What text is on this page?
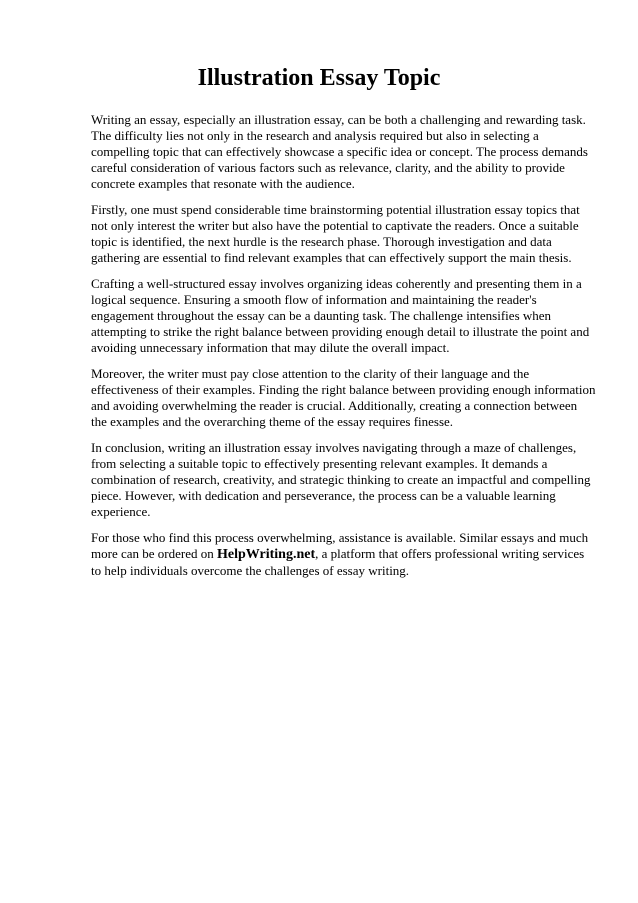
Illustration Essay Topic

Writing an essay, especially an illustration essay, can be both a challenging and rewarding task. The difficulty lies not only in the research and analysis required but also in selecting a compelling topic that can effectively showcase a specific idea or concept. The process demands careful consideration of various factors such as relevance, clarity, and the ability to provide concrete examples that resonate with the audience.

Firstly, one must spend considerable time brainstorming potential illustration essay topics that not only interest the writer but also have the potential to captivate the readers. Once a suitable topic is identified, the next hurdle is the research phase. Thorough investigation and data gathering are essential to find relevant examples that can effectively support the main thesis.

Crafting a well-structured essay involves organizing ideas coherently and presenting them in a logical sequence. Ensuring a smooth flow of information and maintaining the reader's engagement throughout the essay can be a daunting task. The challenge intensifies when attempting to strike the right balance between providing enough detail to illustrate the point and avoiding unnecessary information that may dilute the overall impact.

Moreover, the writer must pay close attention to the clarity of their language and the effectiveness of their examples. Finding the right balance between providing enough information and avoiding overwhelming the reader is crucial. Additionally, creating a connection between the examples and the overarching theme of the essay requires finesse.

In conclusion, writing an illustration essay involves navigating through a maze of challenges, from selecting a suitable topic to effectively presenting relevant examples. It demands a combination of research, creativity, and strategic thinking to create an impactful and compelling piece. However, with dedication and perseverance, the process can be a valuable learning experience.

For those who find this process overwhelming, assistance is available. Similar essays and much more can be ordered on HelpWriting.net, a platform that offers professional writing services to help individuals overcome the challenges of essay writing.
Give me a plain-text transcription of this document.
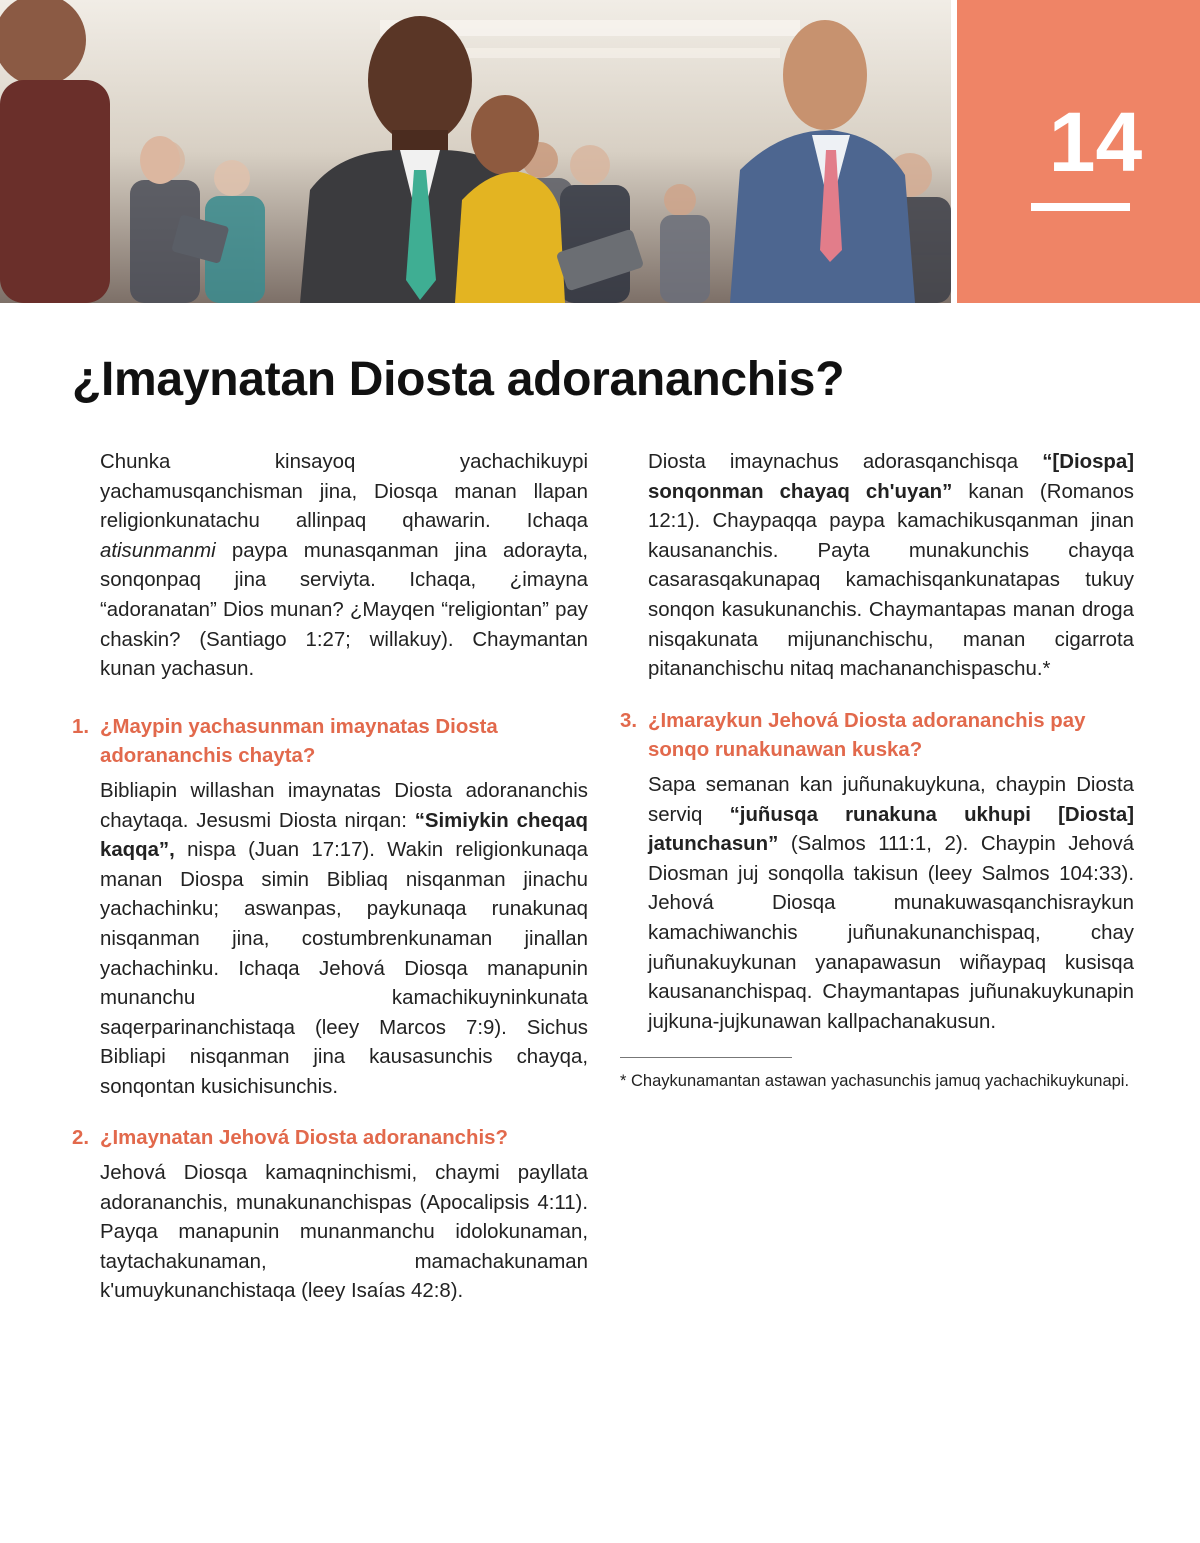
14
¿Imaynatan Diosta adorananchis?

Chunka kinsayoq yachachikuypi yachamusqanchisman jina, Diosqa manan llapan religionkunatachu allinpaq qhawarin. Ichaqa atisunmanmi paypa munasqanman jina adorayta, sonqonpaq jina serviyta. Ichaqa, ¿imayna “adoranatan” Dios munan? ¿Mayqen “religiontan” pay chaskin? (Santiago 1:27; willakuy). Chaymantan kunan yachasun.

1. ¿Maypin yachasunman imaynatas Diosta adorananchis chayta?

Bibliapin willashan imaynatas Diosta adorananchis chaytaqa. Jesusmi Diosta nirqan: “Simiykin cheqaq kaqqa”, nispa (Juan 17:17). Wakin religionkunaqa manan Diospa simin Bibliaq nisqanman jinachu yachachinku; aswanpas, paykunaqa runakunaq nisqanman jina, costumbrenkunaman jinallan yachachinku. Ichaqa Jehová Diosqa manapunin munanchu kamachikuyninkunata saqerparinanchistaqa (leey Marcos 7:9). Sichus Bibliapi nisqanman jina kausasunchis chayqa, sonqontan kusichisunchis.

2. ¿Imaynatan Jehová Diosta adorananchis?

Jehová Diosqa kamaqninchismi, chaymi payllata adorananchis, munakunanchispas (Apocalipsis 4:11). Payqa manapunin munanmanchu idolokunaman, taytachakunaman, mamachakunaman k'umuykunanchistaqa (leey Isaías 42:8).

Diosta imaynachus adorasqanchisqa “[Diospa] sonqonman chayaq ch'uyan” kanan (Romanos 12:1). Chaypaqqa paypa kamachikusqanman jinan kausananchis. Payta munakunchis chayqa casarasqakunapaq kamachisqankunatapas tukuy sonqon kasukunanchis. Chaymantapas manan droga nisqakunata mijunanchischu, manan cigarrota pitananchischu nitaq machananchispaschu.*

3. ¿Imaraykun Jehová Diosta adorananchis pay sonqo runakunawan kuska?

Sapa semanan kan juñunakuykuna, chaypin Diosta serviq “juñusqa runakuna ukhupi [Diosta] jatunchasun” (Salmos 111:1, 2). Chaypin Jehová Diosman juj sonqolla takisun (leey Salmos 104:33). Jehová Diosqa munakuwasqanchisraykun kamachiwanchis juñunakunanchispaq, chay juñunakuykunan yanapawasun wiñaypaq kusisqa kausananchispaq. Chaymantapas juñunakuykunapin jujkuna-jujkunawan kallpachanakusun.

* Chaykunamantan astawan yachasunchis jamuq yachachikuykunapi.
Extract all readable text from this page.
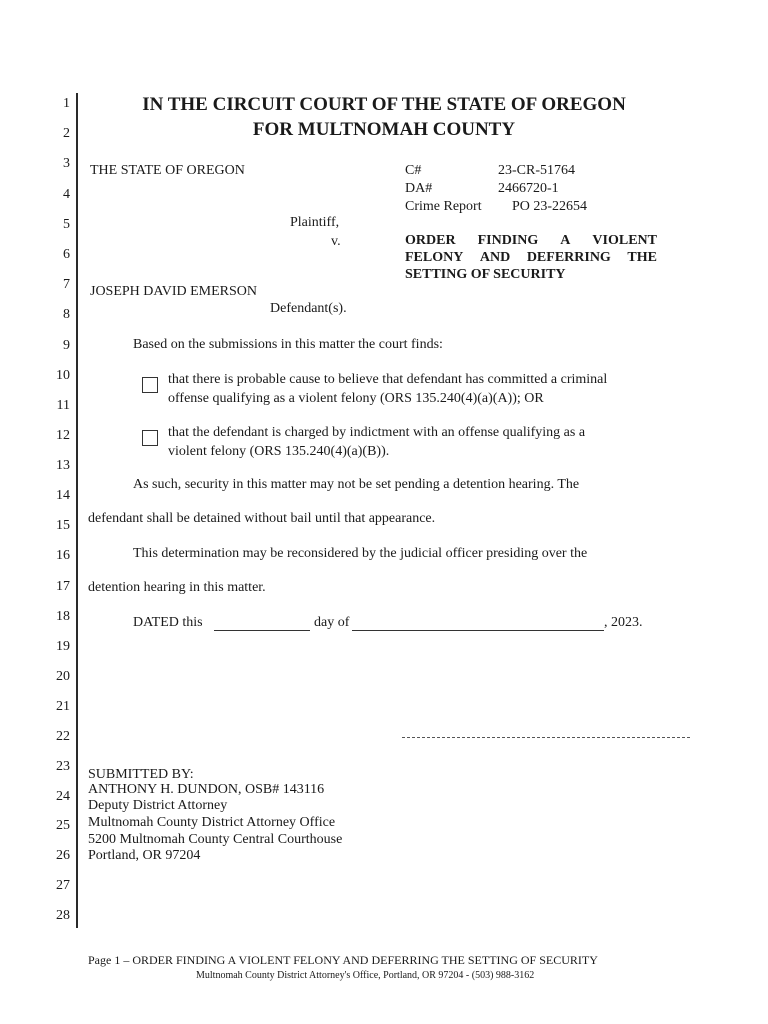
1
2
3
4
5
6
7
8
9
10
11
12
13
14
15
16
17
18
19
20
21
22
23
24
25
26
27
28
IN THE CIRCUIT COURT OF THE STATE OF OREGON
FOR MULTNOMAH COUNTY
THE STATE OF OREGON
Plaintiff,
v.
JOSEPH DAVID EMERSON
Defendant(s).
C#	23-CR-51764
DA#	2466720-1
Crime Report PO 23-22654
ORDER FINDING A VIOLENT
FELONY AND DEFERRING THE
SETTING OF SECURITY
Based on the submissions in this matter the court finds:
that there is probable cause to believe that defendant has committed a criminal
offense qualifying as a violent felony (ORS 135.240(4)(a)(A)); OR
that the defendant is charged by indictment with an offense qualifying as a
violent felony (ORS 135.240(4)(a)(B)).
As such, security in this matter may not be set pending a detention hearing. The
defendant shall be detained without bail until that appearance.
This determination may be reconsidered by the judicial officer presiding over the
detention hearing in this matter.
DATED this	day of	, 2023.
SUBMITTED BY:
ANTHONY H. DUNDON, OSB# 143116
Deputy District Attorney
Multnomah County District Attorney Office
5200 Multnomah County Central Courthouse
Portland, OR 97204
Page 1 – ORDER FINDING A VIOLENT FELONY AND DEFERRING THE SETTING OF SECURITY
Multnomah County District Attorney's Office, Portland, OR 97204 - (503) 988-3162
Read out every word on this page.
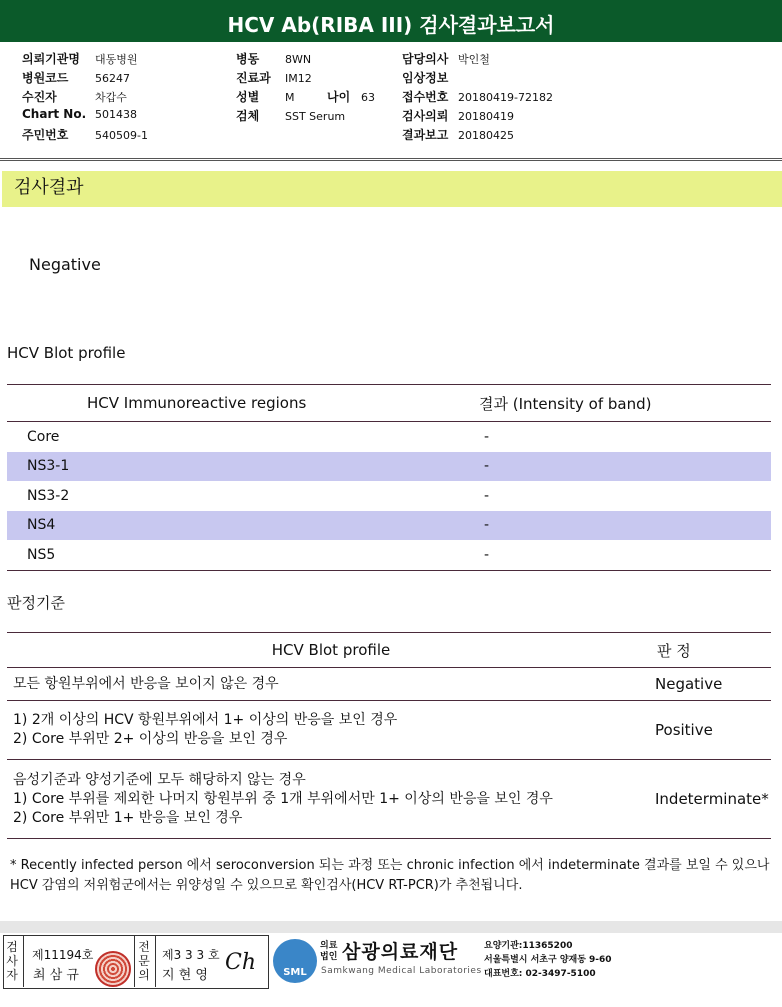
HCV Ab(RIBA III) 검사결과보고서
의뢰기관명 대동병원
병원코드 56247
수진자	차갑수
Chart No. 501438
주민번호 540509-1
병동 8WN
진료과 IM12
성별 M	나이 63
검체 SST Serum
담당의사 박인철
임상정보
접수번호 20180419-72182
검사의뢰 20180419
결과보고 20180425
검사결과
Negative
HCV Blot profile
HCV Immunoreactive regions	결과 (Intensity of band)
Core	-
NS3-1	-
NS3-2	-
NS4	-
NS5	-
판정기준
HCV Blot profile	판 정

모든 항원부위에서 반응을 보이지 않은 경우	Negative

1) 2개 이상의 HCV 항원부위에서 1+ 이상의 반응을 보인 경우
2) Core 부위만 2+ 이상의 반응을 보인 경우	Positive

음성기준과 양성기준에 모두 해당하지 않는 경우
1) Core 부위를 제외한 나머지 항원부위 중 1개 부위에서만 1+ 이상의 반응을 보인 경우
2) Core 부위만 1+ 반응을 보인 경우	Indeterminate*
* Recently infected person 에서 seroconversion 되는 과정 또는 chronic infection 에서 indeterminate 결과를 보일 수 있으나 HCV 감염의 저위험군에서는 위양성일 수 있으므로 확인검사(HCV RT-PCR)가 추천됩니다.
검사자
제11194호
최 삼 규
전문의
제3 3 3 호
지 현 영
Ch	SML
의료
법인 삼광의료재단
Samkwang Medical Laboratories
요양기관:11365200
서울특별시 서초구 양재동 9-60
대표번호: 02-3497-5100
◇ ◇ ◇ ◇ ◇ ◇ ◇
Give back word for word the lines from the one containing "Read out every word on this page." through the final line of the data above. Pictures are to be left out.

• [CORRECT ANSWER]:
Read out every word on this page.
HCV Ab(RIBA III) 검사결과보고서
의뢰기관명 대동병원
병원코드 56247
수진자	차갑수
Chart No. 501438
주민번호 540509-1
병동 8WN
진료과 IM12
성별 M	나이 63
검체 SST Serum
담당의사 박인철
임상정보
접수번호 20180419-72182
검사의뢰 20180419
결과보고 20180425
검사결과
Negative
HCV Blot profile
HCV Immunoreactive regions	결과 (Intensity of band)
Core	-
NS3-1	-
NS3-2	-
NS4	-
NS5	-
판정기준
HCV Blot profile	판 정

모든 항원부위에서 반응을 보이지 않은 경우	Negative

1) 2개 이상의 HCV 항원부위에서 1+ 이상의 반응을 보인 경우
2) Core 부위만 2+ 이상의 반응을 보인 경우	Positive

음성기준과 양성기준에 모두 해당하지 않는 경우
1) Core 부위를 제외한 나머지 항원부위 중 1개 부위에서만 1+ 이상의 반응을 보인 경우
2) Core 부위만 1+ 반응을 보인 경우	Indeterminate*
* Recently infected person 에서 seroconversion 되는 과정 또는 chronic infection 에서 indeterminate 결과를 보일 수 있으나 HCV 감염의 저위험군에서는 위양성일 수 있으므로 확인검사(HCV RT-PCR)가 추천됩니다.
검사자
제11194호
최 삼 규
전문의
제3 3 3 호
지 현 영
Ch	SML
의료
법인 삼광의료재단
Samkwang Medical Laboratories
요양기관:11365200
서울특별시 서초구 양재동 9-60
대표번호: 02-3497-5100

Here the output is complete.